■ WORK INSTRUCTIONS
Sift the material for lines containing "maka", and return them.

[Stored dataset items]
_____
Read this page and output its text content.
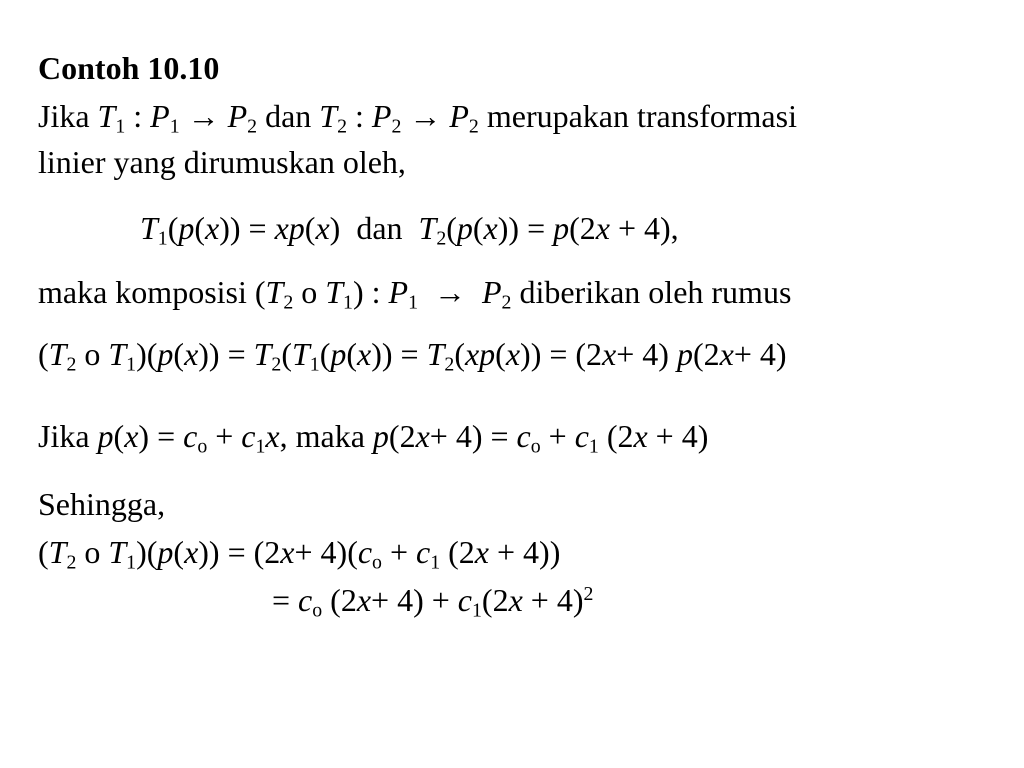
Contoh 10.10
Jika $T_1$ : $P_1 \to P_2$ dan $T_2$ : $P_2 \to P_2$ merupakan transformasi
linier yang dirumuskan oleh,
$T_1(p(x)) = xp(x)$  dan  $T_2(p(x)) = p(2x + 4)$,
maka komposisi ($T_2$ o $T_1$) : $P_1 \to P_2$ diberikan oleh rumus
($T_2$ o $T_1)(p(x)) = T_2(T_1(p(x)) = T_2(xp(x)) = (2x+ 4)$ p(2x+ 4)
Jika $p(x) = c_o + c_1x$, maka $p(2x+ 4) = c_o + c_1$ (2x + 4)
Sehingga,
($T_2$ o $T_1)(p(x)) = (2x+ 4)(c_o + c_1$ (2x + 4))
= $c_o$ $(2x+ 4) + c_1(2x + 4)^2$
_____
■ EXERCISE OUTPUT
maka komposisi ($T_2$ o $T_1$) : $P_1 \to P_2$ diberikan oleh rumus
Jika $p(x) = c_o + c_1x$, maka $p(2x+ 4) = c_o + c_1$ (2x + 4)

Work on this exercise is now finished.